## 抜粋文:
☆ ☆ ☆ ☆
紙パルプ事業及び新規分野の研究開発活動の項目は以下のとおりであります。
(セグメント別では、紙パルプ事業の占める割合が大きいため、その他のセグメントについては省略しております。)
(1) 洋紙及び白板紙分野
洋紙分野では、カップ用途など紙器用途の開発、生産を積極的に行っており輸出向けに加えて国内向けの採用案件も増加しております。また新潟、紀州両工場の設備特性を活用した感熱用紙やタックシール紙等の加工原紙の開発にも注力し、国内外で新たに採用いただきました。今後も新規品種開発、並びにその要求特性に応じた設備対応を積極的に実施してまいります。
白板紙分野でも、印刷情報及び紙器用途に加え、食品一次容器向け等の拡充を図るべく開発を進めております。紙器用途で培った製品設計、生産技術を応用し、加工適性等で好評を得ております。白板紙としては、古紙入手難等課題はありますが、関東工場の立地を活かしつつ、持続可能な生産体制を構築し、安定供給と他社に負けない品質づくり、コストダウンに注力し、競争力強化に努めてまいります。
(2) 機能材分野
機能紙分野では、マイクロチップ向けチップキャリアテープ原紙、逆浸透膜(RO膜)支持体の品質改善及び新規開発に取り組むと共に、需要に応じた生産体制の構築を継続しております。また、濾過・分離分野においては、脱フッ素、生分解性のフィルタの開発を進めております。特殊紙分野では、金属合紙の品質改善と拡販を進め、また、環境に配慮した紙素材の開発として、脱プラスチック、減プラスチックを目標に食品向け包材・容器、透明紙、フック・ハンガー等、分野を問わず取り組んでまいります。
(3) 段ボール原紙分野
段ボール原紙分野では、製品品質の安定と供給体制を拡充すると共に、薄物原紙を拡充いたしました。新潟工場6号機の特性を生かし、中芯用途以外のニーズにもお応えできるように、製品開発を継続推進してまいります。
☆ ☆ ☆ ☆
## 提供資料:

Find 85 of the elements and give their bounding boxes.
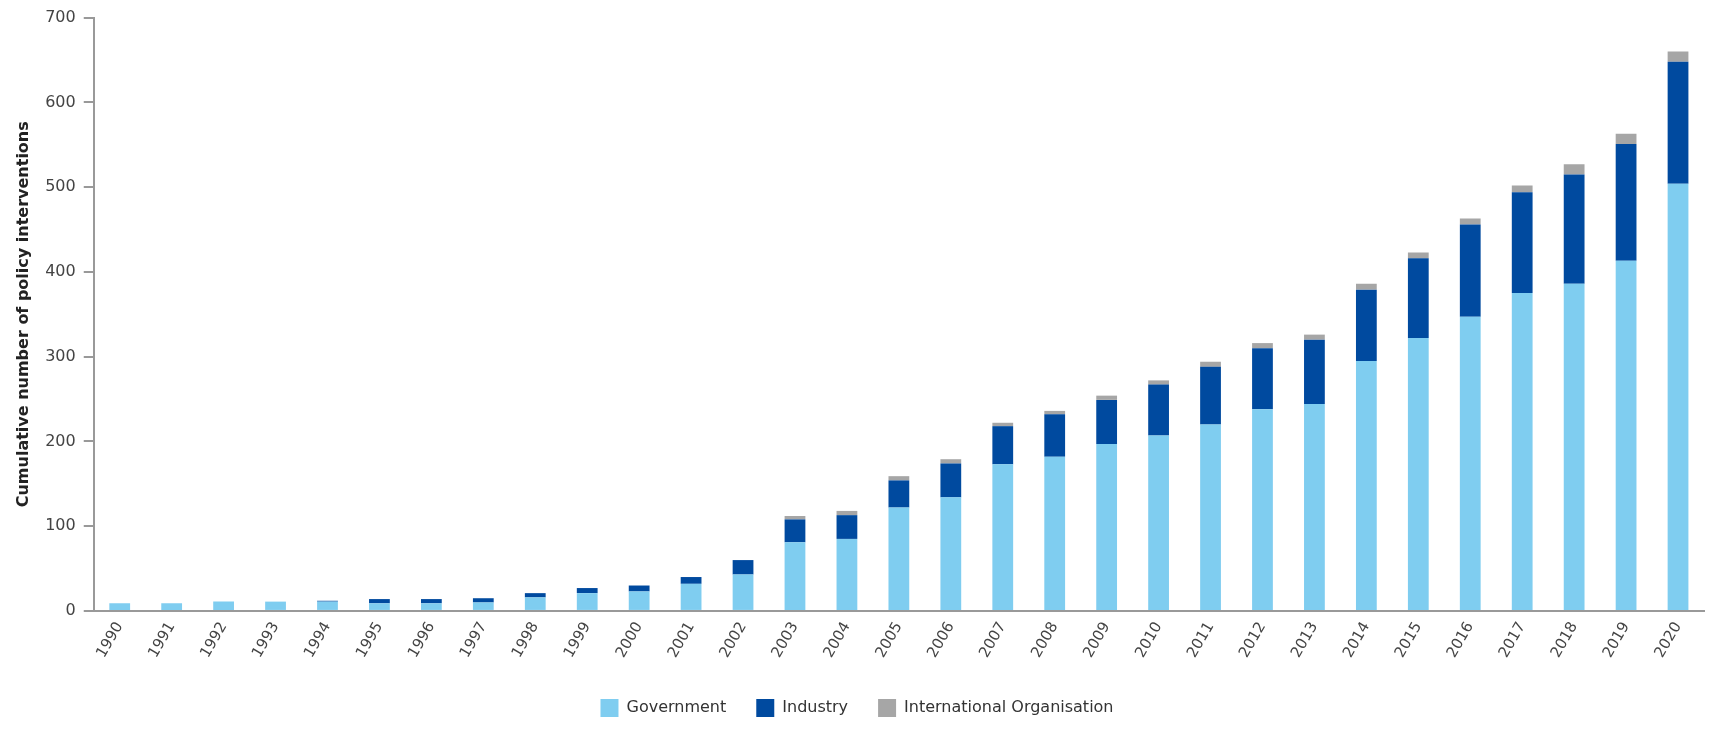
☆ ☆ ☆ ☆
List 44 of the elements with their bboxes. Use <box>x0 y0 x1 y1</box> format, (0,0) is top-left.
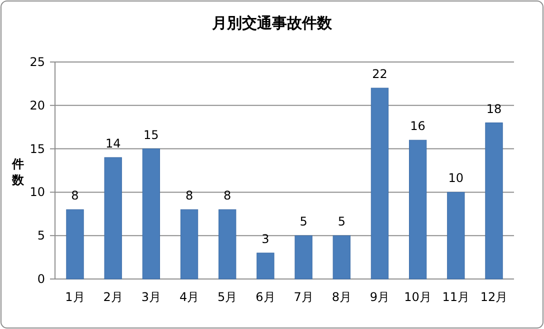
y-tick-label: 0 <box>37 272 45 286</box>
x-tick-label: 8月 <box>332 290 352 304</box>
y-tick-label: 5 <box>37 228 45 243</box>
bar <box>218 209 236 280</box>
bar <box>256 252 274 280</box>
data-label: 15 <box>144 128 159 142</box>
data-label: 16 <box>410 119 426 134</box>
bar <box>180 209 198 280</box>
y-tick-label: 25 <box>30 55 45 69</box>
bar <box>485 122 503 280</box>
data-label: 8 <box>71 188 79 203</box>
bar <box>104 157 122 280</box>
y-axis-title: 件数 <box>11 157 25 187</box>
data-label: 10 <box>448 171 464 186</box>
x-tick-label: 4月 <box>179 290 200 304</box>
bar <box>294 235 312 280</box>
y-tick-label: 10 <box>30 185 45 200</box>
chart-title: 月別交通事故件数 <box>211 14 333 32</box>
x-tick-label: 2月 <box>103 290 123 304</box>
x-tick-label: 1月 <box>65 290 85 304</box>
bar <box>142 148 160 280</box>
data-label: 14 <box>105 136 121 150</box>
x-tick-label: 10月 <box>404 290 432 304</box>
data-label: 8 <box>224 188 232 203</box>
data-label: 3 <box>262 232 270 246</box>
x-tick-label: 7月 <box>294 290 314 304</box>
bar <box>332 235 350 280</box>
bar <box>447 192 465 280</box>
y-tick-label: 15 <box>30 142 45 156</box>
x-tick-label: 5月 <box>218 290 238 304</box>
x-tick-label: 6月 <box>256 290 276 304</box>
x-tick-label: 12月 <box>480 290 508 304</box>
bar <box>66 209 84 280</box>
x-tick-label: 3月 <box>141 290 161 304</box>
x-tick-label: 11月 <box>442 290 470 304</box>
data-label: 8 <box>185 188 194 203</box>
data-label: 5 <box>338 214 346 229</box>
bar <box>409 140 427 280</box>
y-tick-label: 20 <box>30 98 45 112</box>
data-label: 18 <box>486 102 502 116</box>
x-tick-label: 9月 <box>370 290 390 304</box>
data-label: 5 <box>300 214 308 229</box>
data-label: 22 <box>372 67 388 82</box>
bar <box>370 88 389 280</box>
☆ ☆ ☆ ☆
## 出題内容 A:
記録のうち、「List 44 of the」を含む行で始まり「bar <box>180 209 198 280</box>」を含む行で終わる部分を、各行を1つの文字列とするJSONリストに変換してください。空行と画像は含めないでください。
## 出題内容 B:
紙パルプ事業の研究開発活動を説明した抜粋文について、最後の文に続く部分を書き足してください。

## 解答 A:
[
  "List 44 of the elements with their bboxes. Use <box>x0 y0 x1 y1</box> format, (0,0) is top-left.",
  "y-tick-label: 0 <box>37 272 45 286</box>",
  "x-tick-label: 8月 <box>332 290 352 304</box>",
  "y-tick-label: 5 <box>37 228 45 243</box>",
  "bar <box>218 209 236 280</box>",
  "bar <box>256 252 274 280</box>",
  "data-label: 15 <box>144 128 159 142</box>",
  "data-label: 16 <box>410 119 426 134</box>",
  "bar <box>180 209 198 280</box>"
]

## 解答 B:
(4) 新規開発分野
研究所では、空気、水、脱プラスチック、生分解、脱フッ素等をキーワードとする環境面に配慮した新製品開発に取り組んでおります。特に注力している開発は、ULPA、HEPAに代表される国内屈指の高性能エアフィルタ濾材及び逆浸透膜支持体、脱プラスチック紙基材分野であります。フィルタ分野においては、低圧損高効率フィルタ、多層フィルタ、ノンフッ素フィルタ、生分解性フィルタ等、市場の変化や顧客ニーズを反映した開発に取り組んでおります。逆浸透膜支持体は、既存製品の市場競争力向上を進めるとともに高機能化を図った新たな製品の市場展開を進めております。脱プラスチック紙基材分野では、ポリエチレンラミネートを使用していない水系塗工液を塗布した紙基材「パンセ」の用途拡大を進めると共に、バリア性を付与した紙基材、リサイクル可能なクリアファイル向け透明紙、ノンフッ素耐油紙等、環境に配慮した製品の開発及び上市を進めております。今後は更なる機能性強化を視野に入れて、新規製品開発に注力してまいります。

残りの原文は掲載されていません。